◆ INSTRUCTIONS TO FOLLOW ◆
Copy the listing below line for line, changing nothing.
───── MATERIAL TO PROCESS ─────
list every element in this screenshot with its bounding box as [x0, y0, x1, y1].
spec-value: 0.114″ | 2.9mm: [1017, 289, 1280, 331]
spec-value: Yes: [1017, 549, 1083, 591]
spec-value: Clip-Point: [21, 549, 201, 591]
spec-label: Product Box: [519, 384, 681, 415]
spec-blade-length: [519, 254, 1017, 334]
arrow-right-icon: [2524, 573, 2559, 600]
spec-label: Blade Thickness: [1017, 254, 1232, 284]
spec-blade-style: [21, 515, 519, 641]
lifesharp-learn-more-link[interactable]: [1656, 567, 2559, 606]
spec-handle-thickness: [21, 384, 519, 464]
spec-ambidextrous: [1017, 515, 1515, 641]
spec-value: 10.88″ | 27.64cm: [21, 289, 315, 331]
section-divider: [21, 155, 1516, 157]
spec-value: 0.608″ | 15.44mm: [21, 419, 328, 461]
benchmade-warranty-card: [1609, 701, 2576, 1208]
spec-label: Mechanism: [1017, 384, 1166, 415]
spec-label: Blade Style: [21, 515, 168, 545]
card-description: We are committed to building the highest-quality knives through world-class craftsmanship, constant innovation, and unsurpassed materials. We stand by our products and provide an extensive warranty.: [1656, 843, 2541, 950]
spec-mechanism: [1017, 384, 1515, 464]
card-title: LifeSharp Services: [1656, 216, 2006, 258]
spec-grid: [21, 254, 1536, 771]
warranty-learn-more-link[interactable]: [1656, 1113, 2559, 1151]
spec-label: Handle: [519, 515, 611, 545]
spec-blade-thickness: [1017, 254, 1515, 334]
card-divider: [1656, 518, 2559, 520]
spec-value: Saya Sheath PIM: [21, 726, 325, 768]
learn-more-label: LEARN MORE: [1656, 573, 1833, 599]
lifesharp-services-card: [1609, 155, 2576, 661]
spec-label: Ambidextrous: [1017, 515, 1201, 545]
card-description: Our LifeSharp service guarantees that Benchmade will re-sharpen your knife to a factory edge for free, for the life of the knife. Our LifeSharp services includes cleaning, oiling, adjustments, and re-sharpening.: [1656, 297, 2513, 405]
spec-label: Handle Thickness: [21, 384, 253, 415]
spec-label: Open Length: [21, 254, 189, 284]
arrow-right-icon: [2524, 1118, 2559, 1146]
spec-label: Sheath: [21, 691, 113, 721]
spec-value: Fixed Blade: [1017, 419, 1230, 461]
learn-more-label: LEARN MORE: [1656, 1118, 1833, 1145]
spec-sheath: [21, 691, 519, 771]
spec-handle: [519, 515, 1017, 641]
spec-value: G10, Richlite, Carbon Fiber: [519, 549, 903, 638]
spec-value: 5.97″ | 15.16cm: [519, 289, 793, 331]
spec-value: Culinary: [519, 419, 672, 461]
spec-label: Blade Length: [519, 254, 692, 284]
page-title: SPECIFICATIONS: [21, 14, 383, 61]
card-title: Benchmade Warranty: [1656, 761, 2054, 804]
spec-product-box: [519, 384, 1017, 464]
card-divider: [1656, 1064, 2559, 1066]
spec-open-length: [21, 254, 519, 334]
─────
◆ THE COMPLETED TASK ◆
list every element in this screenshot with its bounding box as [x0, y0, x1, y1].
spec-value: 0.114″ | 2.9mm: [1017, 289, 1280, 331]
spec-value: Yes: [1017, 549, 1083, 591]
spec-value: Clip-Point: [21, 549, 201, 591]
spec-label: Product Box: [519, 384, 681, 415]
spec-blade-length: [519, 254, 1017, 334]
arrow-right-icon: [2524, 573, 2559, 600]
spec-label: Blade Thickness: [1017, 254, 1232, 284]
spec-blade-style: [21, 515, 519, 641]
lifesharp-learn-more-link[interactable]: [1656, 567, 2559, 606]
spec-handle-thickness: [21, 384, 519, 464]
spec-ambidextrous: [1017, 515, 1515, 641]
spec-value: 10.88″ | 27.64cm: [21, 289, 315, 331]
section-divider: [21, 155, 1516, 157]
spec-value: 0.608″ | 15.44mm: [21, 419, 328, 461]
benchmade-warranty-card: [1609, 701, 2576, 1208]
spec-label: Mechanism: [1017, 384, 1166, 415]
spec-label: Blade Style: [21, 515, 168, 545]
card-description: We are committed to building the highest-quality knives through world-class craftsmanship, constant innovation, and unsurpassed materials. We stand by our products and provide an extensive warranty.: [1656, 843, 2541, 950]
spec-mechanism: [1017, 384, 1515, 464]
card-title: LifeSharp Services: [1656, 216, 2006, 258]
spec-grid: [21, 254, 1536, 771]
warranty-learn-more-link[interactable]: [1656, 1113, 2559, 1151]
spec-label: Handle: [519, 515, 611, 545]
spec-blade-thickness: [1017, 254, 1515, 334]
card-divider: [1656, 518, 2559, 520]
spec-value: Saya Sheath PIM: [21, 726, 325, 768]
learn-more-label: LEARN MORE: [1656, 573, 1833, 599]
lifesharp-services-card: [1609, 155, 2576, 661]
spec-label: Ambidextrous: [1017, 515, 1201, 545]
card-description: Our LifeSharp service guarantees that Benchmade will re-sharpen your knife to a factory edge for free, for the life of the knife. Our LifeSharp services includes cleaning, oiling, adjustments, and re-sharpening.: [1656, 297, 2513, 405]
spec-label: Handle Thickness: [21, 384, 253, 415]
spec-label: Open Length: [21, 254, 189, 284]
arrow-right-icon: [2524, 1118, 2559, 1146]
spec-label: Sheath: [21, 691, 113, 721]
spec-value: Fixed Blade: [1017, 419, 1230, 461]
learn-more-label: LEARN MORE: [1656, 1118, 1833, 1145]
spec-sheath: [21, 691, 519, 771]
spec-handle: [519, 515, 1017, 641]
spec-value: G10, Richlite, Carbon Fiber: [519, 549, 903, 638]
spec-value: 5.97″ | 15.16cm: [519, 289, 793, 331]
spec-value: Culinary: [519, 419, 672, 461]
spec-label: Blade Length: [519, 254, 692, 284]
page-title: SPECIFICATIONS: [21, 14, 383, 61]
card-title: Benchmade Warranty: [1656, 761, 2054, 804]
spec-product-box: [519, 384, 1017, 464]
card-divider: [1656, 1064, 2559, 1066]
spec-open-length: [21, 254, 519, 334]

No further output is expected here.